Start of EXTRACTED INFORMATION

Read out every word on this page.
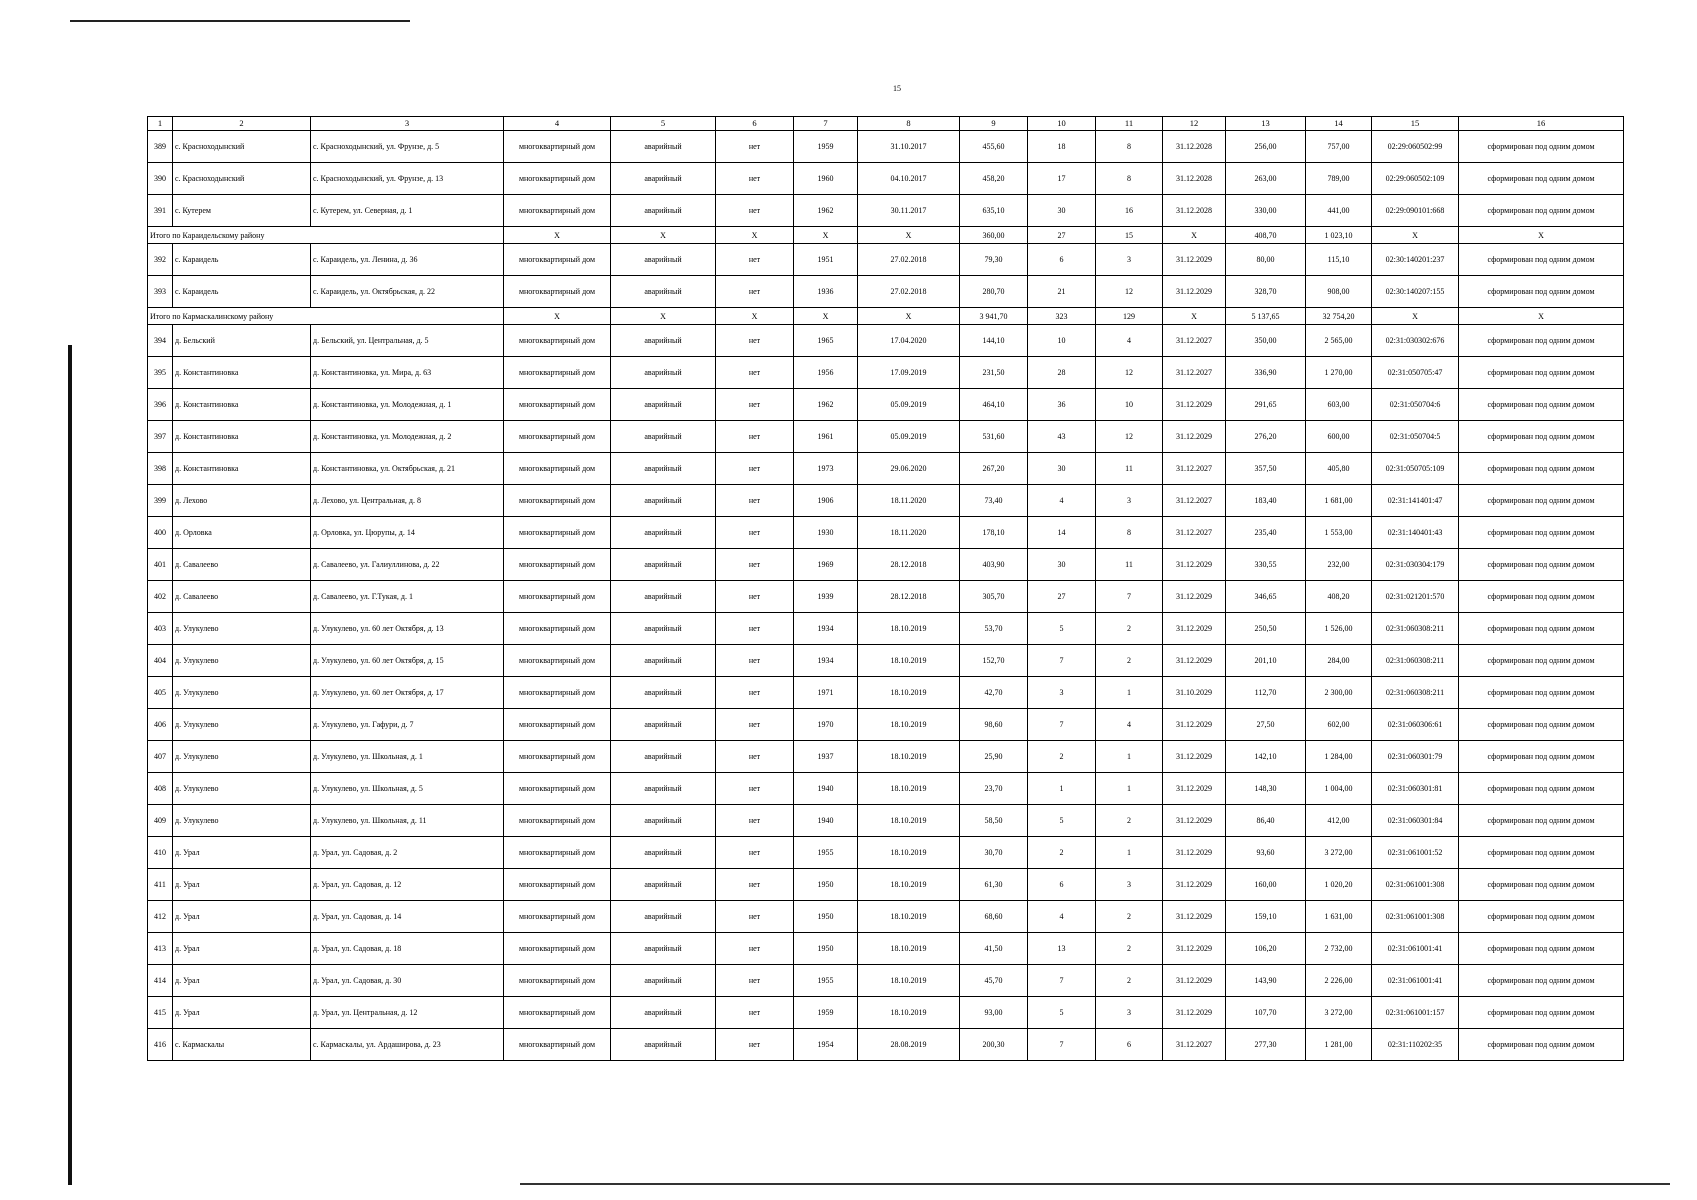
15
1	2	3	4	5	6	7	8	9	10	11	12	13	14	15	16
389	с. Красноходынский	с. Красноходынский, ул. Фрунзе, д. 5	многоквартирный дом	аварийный	нет	1959	31.10.2017	455,60	18	8	31.12.2028	256,00	757,00	02:29:060502:99	сформирован под одним домом
390	с. Красноходынский	с. Красноходынский, ул. Фрунзе, д. 13	многоквартирный дом	аварийный	нет	1960	04.10.2017	458,20	17	8	31.12.2028	263,00	789,00	02:29:060502:109	сформирован под одним домом
391	с. Кутерем	с. Кутерем, ул. Северная, д. 1	многоквартирный дом	аварийный	нет	1962	30.11.2017	635,10	30	16	31.12.2028	330,00	441,00	02:29:090101:668	сформирован под одним домом
Итого по Караидельскому району			X	X	X	X	X	360,00	27	15	X	408,70	1 023,10	X	X
392	с. Караидель	с. Караидель, ул. Ленина, д. 36	многоквартирный дом	аварийный	нет	1951	27.02.2018	79,30	6	3	31.12.2029	80,00	115,10	02:30:140201:237	сформирован под одним домом
393	с. Караидель	с. Караидель, ул. Октябрьская, д. 22	многоквартирный дом	аварийный	нет	1936	27.02.2018	280,70	21	12	31.12.2029	328,70	908,00	02:30:140207:155	сформирован под одним домом
Итого по Кармаскалинскому району			X	X	X	X	X	3 941,70	323	129	X	5 137,65	32 754,20	X	X
394	д. Бельский	д. Бельский, ул. Центральная, д. 5	многоквартирный дом	аварийный	нет	1965	17.04.2020	144,10	10	4	31.12.2027	350,00	2 565,00	02:31:030302:676	сформирован под одним домом
395	д. Константиновка	д. Константиновка, ул. Мира, д. 63	многоквартирный дом	аварийный	нет	1956	17.09.2019	231,50	28	12	31.12.2027	336,90	1 270,00	02:31:050705:47	сформирован под одним домом
396	д. Константиновка	д. Константиновка, ул. Молодежная, д. 1	многоквартирный дом	аварийный	нет	1962	05.09.2019	464,10	36	10	31.12.2029	291,65	603,00	02:31:050704:6	сформирован под одним домом
397	д. Константиновка	д. Константиновка, ул. Молодежная, д. 2	многоквартирный дом	аварийный	нет	1961	05.09.2019	531,60	43	12	31.12.2029	276,20	600,00	02:31:050704:5	сформирован под одним домом
398	д. Константиновка	д. Константиновка, ул. Октябрьская, д. 21	многоквартирный дом	аварийный	нет	1973	29.06.2020	267,20	30	11	31.12.2027	357,50	405,80	02:31:050705:109	сформирован под одним домом
399	д. Лехово	д. Лехово, ул. Центральная, д. 8	многоквартирный дом	аварийный	нет	1906	18.11.2020	73,40	4	3	31.12.2027	183,40	1 681,00	02:31:141401:47	сформирован под одним домом
400	д. Орловка	д. Орловка, ул. Цюрупы, д. 14	многоквартирный дом	аварийный	нет	1930	18.11.2020	178,10	14	8	31.12.2027	235,40	1 553,00	02:31:140401:43	сформирован под одним домом
401	д. Савалеево	д. Савалеево, ул. Галиуллинова, д. 22	многоквартирный дом	аварийный	нет	1969	28.12.2018	403,90	30	11	31.12.2029	330,55	232,00	02:31:030304:179	сформирован под одним домом
402	д. Савалеево	д. Савалеево, ул. Г.Тукая, д. 1	многоквартирный дом	аварийный	нет	1939	28.12.2018	305,70	27	7	31.12.2029	346,65	408,20	02:31:021201:570	сформирован под одним домом
403	д. Улукулево	д. Улукулево, ул. 60 лет Октября, д. 13	многоквартирный дом	аварийный	нет	1934	18.10.2019	53,70	5	2	31.12.2029	250,50	1 526,00	02:31:060308:211	сформирован под одним домом
404	д. Улукулево	д. Улукулево, ул. 60 лет Октября, д. 15	многоквартирный дом	аварийный	нет	1934	18.10.2019	152,70	7	2	31.12.2029	201,10	284,00	02:31:060308:211	сформирован под одним домом
405	д. Улукулево	д. Улукулево, ул. 60 лет Октября, д. 17	многоквартирный дом	аварийный	нет	1971	18.10.2019	42,70	3	1	31.10.2029	112,70	2 300,00	02:31:060308:211	сформирован под одним домом
406	д. Улукулево	д. Улукулево, ул. Гафури, д. 7	многоквартирный дом	аварийный	нет	1970	18.10.2019	98,60	7	4	31.12.2029	27,50	602,00	02:31:060306:61	сформирован под одним домом
407	д. Улукулево	д. Улукулево, ул. Школьная, д. 1	многоквартирный дом	аварийный	нет	1937	18.10.2019	25,90	2	1	31.12.2029	142,10	1 284,00	02:31:060301:79	сформирован под одним домом
408	д. Улукулево	д. Улукулево, ул. Школьная, д. 5	многоквартирный дом	аварийный	нет	1940	18.10.2019	23,70	1	1	31.12.2029	148,30	1 004,00	02:31:060301:81	сформирован под одним домом
409	д. Улукулево	д. Улукулево, ул. Школьная, д. 11	многоквартирный дом	аварийный	нет	1940	18.10.2019	58,50	5	2	31.12.2029	86,40	412,00	02:31:060301:84	сформирован под одним домом
410	д. Урал	д. Урал, ул. Садовая, д. 2	многоквартирный дом	аварийный	нет	1955	18.10.2019	30,70	2	1	31.12.2029	93,60	3 272,00	02:31:061001:52	сформирован под одним домом
411	д. Урал	д. Урал, ул. Садовая, д. 12	многоквартирный дом	аварийный	нет	1950	18.10.2019	61,30	6	3	31.12.2029	160,00	1 020,20	02:31:061001:308	сформирован под одним домом
412	д. Урал	д. Урал, ул. Садовая, д. 14	многоквартирный дом	аварийный	нет	1950	18.10.2019	68,60	4	2	31.12.2029	159,10	1 631,00	02:31:061001:308	сформирован под одним домом
413	д. Урал	д. Урал, ул. Садовая, д. 18	многоквартирный дом	аварийный	нет	1950	18.10.2019	41,50	13	2	31.12.2029	106,20	2 732,00	02:31:061001:41	сформирован под одним домом
414	д. Урал	д. Урал, ул. Садовая, д. 30	многоквартирный дом	аварийный	нет	1955	18.10.2019	45,70	7	2	31.12.2029	143,90	2 226,00	02:31:061001:41	сформирован под одним домом
415	д. Урал	д. Урал, ул. Центральная, д. 12	многоквартирный дом	аварийный	нет	1959	18.10.2019	93,00	5	3	31.12.2029	107,70	3 272,00	02:31:061001:157	сформирован под одним домом
416	с. Кармаскалы	с. Кармаскалы, ул. Ардаширова, д. 23	многоквартирный дом	аварийный	нет	1954	28.08.2019	200,30	7	6	31.12.2027	277,30	1 281,00	02:31:110202:35	сформирован под одним домом
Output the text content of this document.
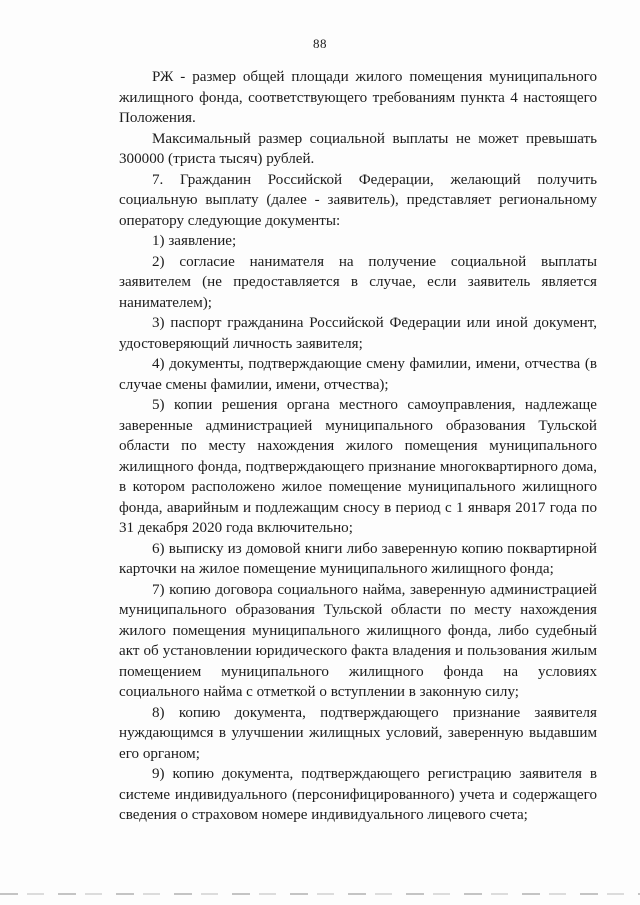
88

РЖ - размер общей площади жилого помещения муниципального жилищного фонда, соответствующего требованиям пункта 4 настоящего Положения.

Максимальный размер социальной выплаты не может превышать 300000 (триста тысяч) рублей.

7. Гражданин Российской Федерации, желающий получить социальную выплату (далее - заявитель), представляет региональному оператору следующие документы:

1) заявление;

2) согласие нанимателя на получение социальной выплаты заявителем (не предоставляется в случае, если заявитель является нанимателем);

3) паспорт гражданина Российской Федерации или иной документ, удостоверяющий личность заявителя;

4) документы, подтверждающие смену фамилии, имени, отчества (в случае смены фамилии, имени, отчества);

5) копии решения органа местного самоуправления, надлежаще заверенные администрацией муниципального образования Тульской области по месту нахождения жилого помещения муниципального жилищного фонда, подтверждающего признание многоквартирного дома, в котором расположено жилое помещение муниципального жилищного фонда, аварийным и подлежащим сносу в период с 1 января 2017 года по 31 декабря 2020 года включительно;

6) выписку из домовой книги либо заверенную копию поквартирной карточки на жилое помещение муниципального жилищного фонда;

7) копию договора социального найма, заверенную администрацией муниципального образования Тульской области по месту нахождения жилого помещения муниципального жилищного фонда, либо судебный акт об установлении юридического факта владения и пользования жилым помещением муниципального жилищного фонда на условиях социального найма с отметкой о вступлении в законную силу;

8) копию документа, подтверждающего признание заявителя нуждающимся в улучшении жилищных условий, заверенную выдавшим его органом;

9) копию документа, подтверждающего регистрацию заявителя в системе индивидуального (персонифицированного) учета и содержащего сведения о страховом номере индивидуального лицевого счета;
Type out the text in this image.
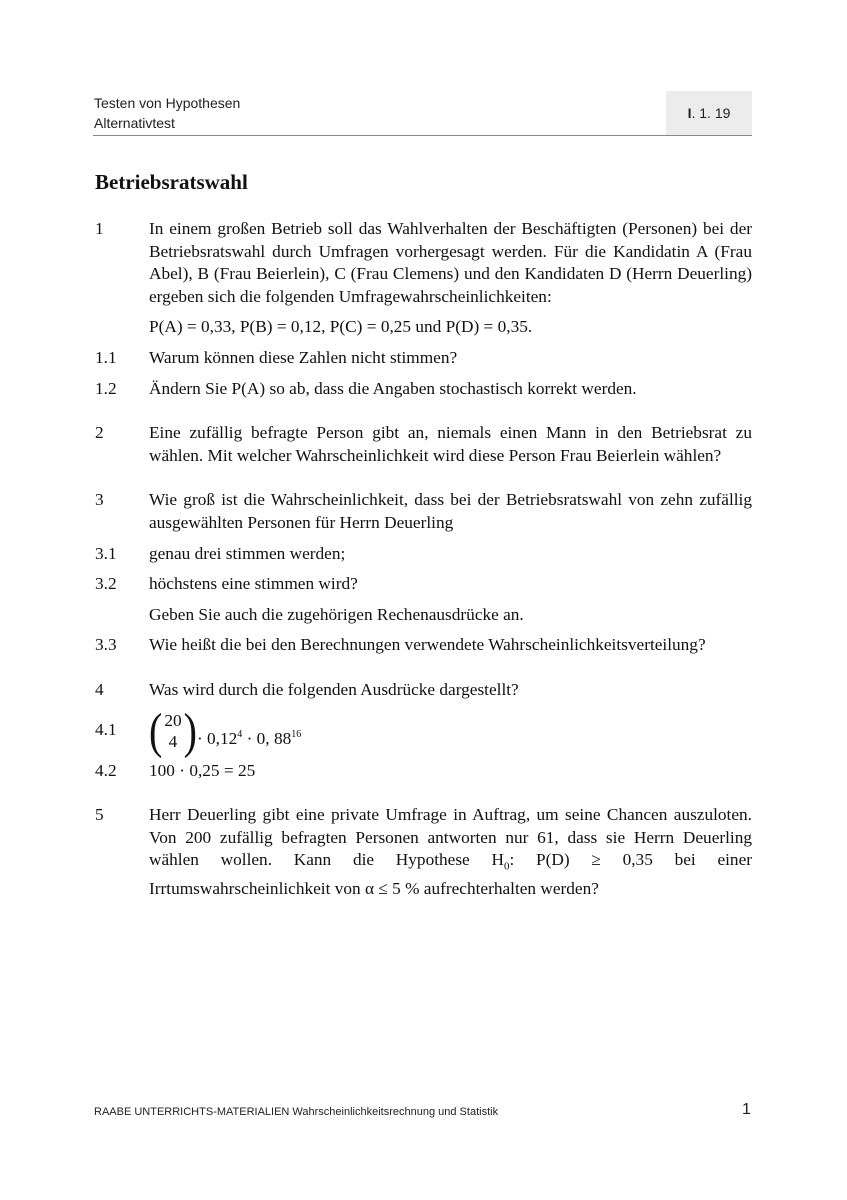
Testen von Hypothesen
Alternativtest
I . 1. 19
Betriebsratswahl
1	In einem großen Betrieb soll das Wahlverhalten der Beschäftigten (Personen) bei der Betriebsratswahl durch Umfragen vorhergesagt werden. Für die Kandidatin A (Frau Abel), B (Frau Beierlein), C (Frau Clemens) und den Kandidaten D (Herrn Deuerling) ergeben sich die folgenden Umfragewahrscheinlichkeiten:
P(A) = 0,33, P(B) = 0,12, P(C) = 0,25 und P(D) = 0,35.
1.1	Warum können diese Zahlen nicht stimmen?
1.2	Ändern Sie P(A) so ab, dass die Angaben stochastisch korrekt werden.
2	Eine zufällig befragte Person gibt an, niemals einen Mann in den Betriebsrat zu wählen. Mit welcher Wahrscheinlichkeit wird diese Person Frau Beierlein wählen?
3	Wie groß ist die Wahrscheinlichkeit, dass bei der Betriebsratswahl von zehn zufällig ausgewählten Personen für Herrn Deuerling
3.1	genau drei stimmen werden;
3.2	höchstens eine stimmen wird?
Geben Sie auch die zugehörigen Rechenausdrücke an.
3.3	Wie heißt die bei den Berechnungen verwendete Wahrscheinlichkeitsverteilung?
4	Was wird durch die folgenden Ausdrücke dargestellt?
4.1 ( 20
4 ) · $0,12^4 \cdot 0$, $88^{16}$
4.2	100 · 0,25 = 25
5	Herr Deuerling gibt eine private Umfrage in Auftrag, um seine Chancen auszuloten. Von 200 zufällig befragten Personen antworten nur 61, dass sie Herrn Deuerling wählen wollen. Kann die Hypothese $H_0$: P(D) ≥ 0,35 bei einer Irrtumswahrscheinlichkeit von α ≤ 5 % aufrechterhalten werden?
RAABE UNTERRICHTS-MATERIALIEN Wahrscheinlichkeitsrechnung und Statistik	1
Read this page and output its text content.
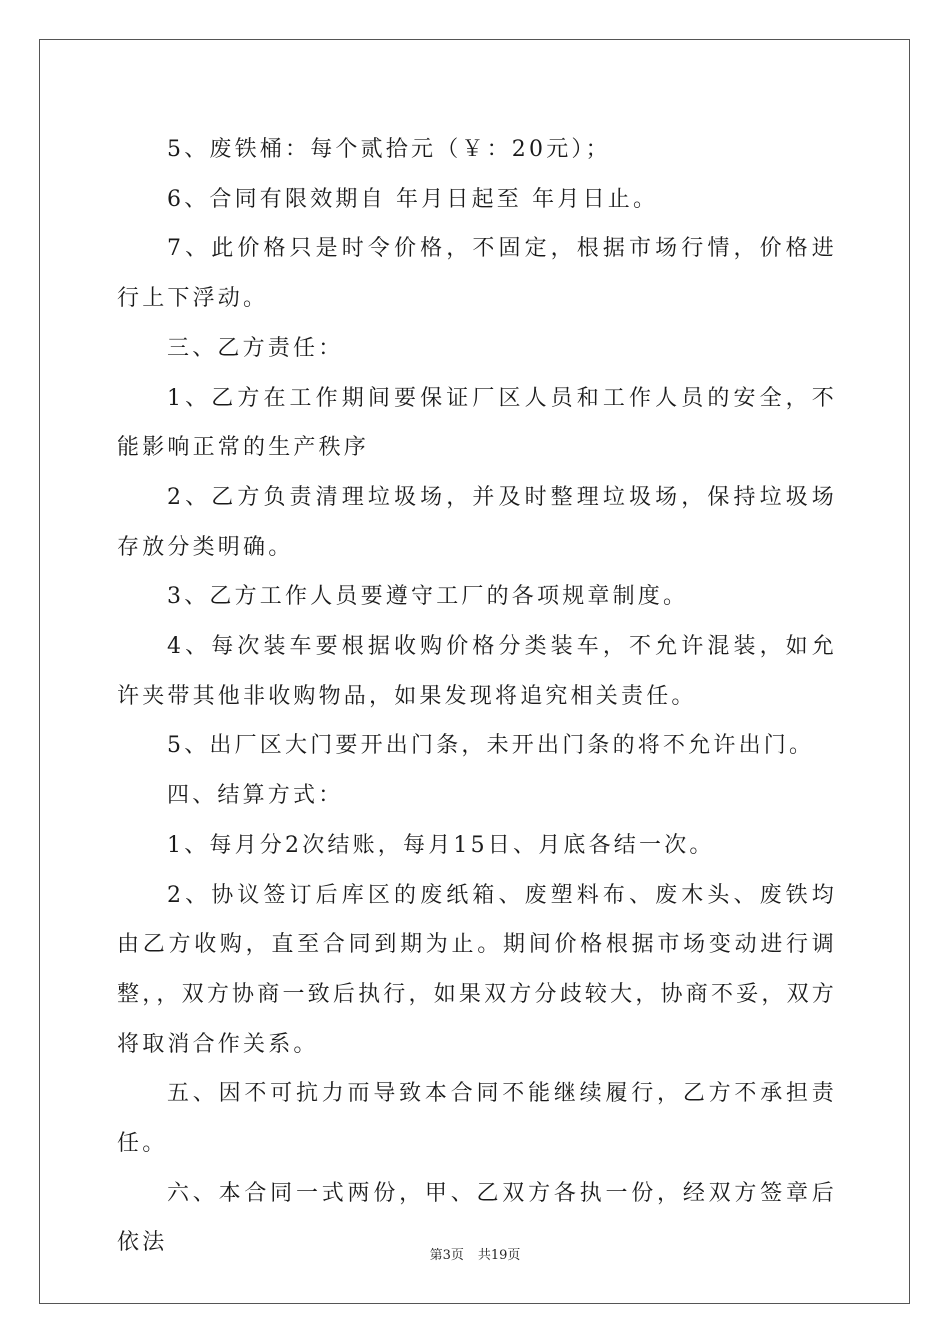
5、废铁桶：每个贰拾元（￥：20元）；

6、合同有限效期自 年月日起至 年月日止。

7、此价格只是时令价格，不固定，根据市场行情，价格进行上下浮动。

三、乙方责任：

1、乙方在工作期间要保证厂区人员和工作人员的安全，不能影响正常的生产秩序

2、乙方负责清理垃圾场，并及时整理垃圾场，保持垃圾场存放分类明确。

3、乙方工作人员要遵守工厂的各项规章制度。

4、每次装车要根据收购价格分类装车，不允许混装，如允许夹带其他非收购物品，如果发现将追究相关责任。

5、出厂区大门要开出门条，未开出门条的将不允许出门。

四、结算方式：

1、每月分2次结账，每月15日、月底各结一次。

2、协议签订后库区的废纸箱、废塑料布、废木头、废铁均由乙方收购，直至合同到期为止。期间价格根据市场变动进行调整，，双方协商一致后执行，如果双方分歧较大，协商不妥，双方将取消合作关系。

五、因不可抗力而导致本合同不能继续履行，乙方不承担责任。

六、本合同一式两份，甲、乙双方各执一份，经双方签章后依法

第3页 共19页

End of EXTRACTED INFORMATION

TASK OBJECTIVE:
Skip the pictures and copy exactly the lines from the one containing "Type out the text in this image." through the end of the material, both ends included.

EXPECTED ANSWER:
Type out the text in this image.
Testen von Hypothesen
Alternativtest
I . 1. 19
Betriebsratswahl
1	In einem großen Betrieb soll das Wahlverhalten der Beschäftigten (Personen) bei der Betriebsratswahl durch Umfragen vorhergesagt werden. Für die Kandidatin A (Frau Abel), B (Frau Beierlein), C (Frau Clemens) und den Kandidaten D (Herrn Deuerling) ergeben sich die folgenden Umfragewahrscheinlichkeiten:
P(A) = 0,33, P(B) = 0,12, P(C) = 0,25 und P(D) = 0,35.
1.1	Warum können diese Zahlen nicht stimmen?
1.2	Ändern Sie P(A) so ab, dass die Angaben stochastisch korrekt werden.
2	Eine zufällig befragte Person gibt an, niemals einen Mann in den Betriebsrat zu wählen. Mit welcher Wahrscheinlichkeit wird diese Person Frau Beierlein wählen?
3	Wie groß ist die Wahrscheinlichkeit, dass bei der Betriebsratswahl von zehn zufällig ausgewählten Personen für Herrn Deuerling
3.1	genau drei stimmen werden;
3.2	höchstens eine stimmen wird?
Geben Sie auch die zugehörigen Rechenausdrücke an.
3.3	Wie heißt die bei den Berechnungen verwendete Wahrscheinlichkeitsverteilung?
4	Was wird durch die folgenden Ausdrücke dargestellt?
4.1 ( 20
4 ) · $0,12^4 \cdot 0$, $88^{16}$
4.2	100 · 0,25 = 25
5	Herr Deuerling gibt eine private Umfrage in Auftrag, um seine Chancen auszuloten. Von 200 zufällig befragten Personen antworten nur 61, dass sie Herrn Deuerling wählen wollen. Kann die Hypothese $H_0$: P(D) ≥ 0,35 bei einer Irrtumswahrscheinlichkeit von α ≤ 5 % aufrechterhalten werden?
RAABE UNTERRICHTS-MATERIALIEN Wahrscheinlichkeitsrechnung und Statistik	1
Read this page and output its text content.
5、废铁桶：每个贰拾元（￥：20元）；

6、合同有限效期自 年月日起至 年月日止。

7、此价格只是时令价格，不固定，根据市场行情，价格进行上下浮动。

三、乙方责任：

1、乙方在工作期间要保证厂区人员和工作人员的安全，不能影响正常的生产秩序

2、乙方负责清理垃圾场，并及时整理垃圾场，保持垃圾场存放分类明确。

3、乙方工作人员要遵守工厂的各项规章制度。

4、每次装车要根据收购价格分类装车，不允许混装，如允许夹带其他非收购物品，如果发现将追究相关责任。

5、出厂区大门要开出门条，未开出门条的将不允许出门。

四、结算方式：

1、每月分2次结账，每月15日、月底各结一次。

2、协议签订后库区的废纸箱、废塑料布、废木头、废铁均由乙方收购，直至合同到期为止。期间价格根据市场变动进行调整，，双方协商一致后执行，如果双方分歧较大，协商不妥，双方将取消合作关系。

五、因不可抗力而导致本合同不能继续履行，乙方不承担责任。

六、本合同一式两份，甲、乙双方各执一份，经双方签章后依法

第3页 共19页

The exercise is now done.